#### [Énoncé A]
Extrayez de l'entretien avec Jean Rossi le passage situé entre « Jean Rossi, avocat » et « nos lecteurs ? », bornes incluses.
#### [Énoncé B]
D'après l'entretien avec Jean Rossi, depuis quelle année vit-il en Pologne ?

#### [Texte]
----------------
Édition internationale
Radio les français dans le monde
--:--
--:--

Interview - Jean Rossi : « la Pologne c'est un pays à long terme »

Jean Rossi, avocat français inscrit au barreau de Paris et admis au barreau de Varsovie, vit en Pologne depuis 1994. Il est partenaire chez PWC Legal depuis 2015 et l’un des principaux avocats spécialisés en droit immobilier en Pologne, selon les classements Chambers Europe et Legal 500, mais aussi Conseiller des Français de l’étranger en Pologne depuis 2014. Lepetitjournal.com Varsovie revient avec lui sur son parcours professionnel, son rôle au sein du conseil consulaire, sa relation avec la Pologne, sans oublier ses origines au cœur des montagnes corses et l’Hymne national polonais, seul au monde à faire une référence à Napoléon. "Idziemy", en polonais, "Andemu", en corse !

Jean RossiJean Rossi
Écrit par Margot Calisti
Publié le 25 février 2024, mis à jour le 4 octobre 2024

Lepetitjournal.com Varsovie : Mr. Rossi, pourriez-vous revenir sur votre parcours professionnel pour nos lecteurs ?
----------------
#### [Matériel]
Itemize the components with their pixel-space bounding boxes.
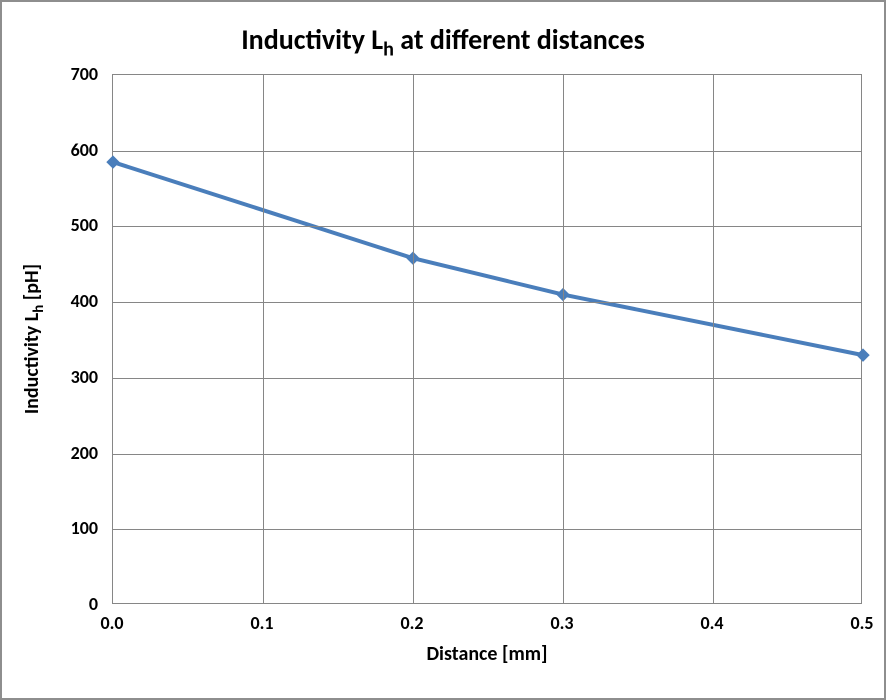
----------------
#### [Corrigé A]
Jean Rossi, avocat français inscrit au barreau de Paris et admis au barreau de Varsovie, vit en Pologne depuis 1994. Il est partenaire chez PWC Legal depuis 2015 et l’un des principaux avocats spécialisés en droit immobilier en Pologne, selon les classements Chambers Europe et Legal 500, mais aussi Conseiller des Français de l’étranger en Pologne depuis 2014. Lepetitjournal.com Varsovie revient avec lui sur son parcours professionnel, son rôle au sein du conseil consulaire, sa relation avec la Pologne, sans oublier ses origines au cœur des montagnes corses et l’Hymne national polonais, seul au monde à faire une référence à Napoléon. "Idziemy", en polonais, "Andemu", en corse !

Jean RossiJean Rossi
Écrit par Margot Calisti
Publié le 25 février 2024, mis à jour le 4 octobre 2024

Lepetitjournal.com Varsovie : Mr. Rossi, pourriez-vous revenir sur votre parcours professionnel pour nos lecteurs ?

#### [Corrigé B]
Depuis 1994.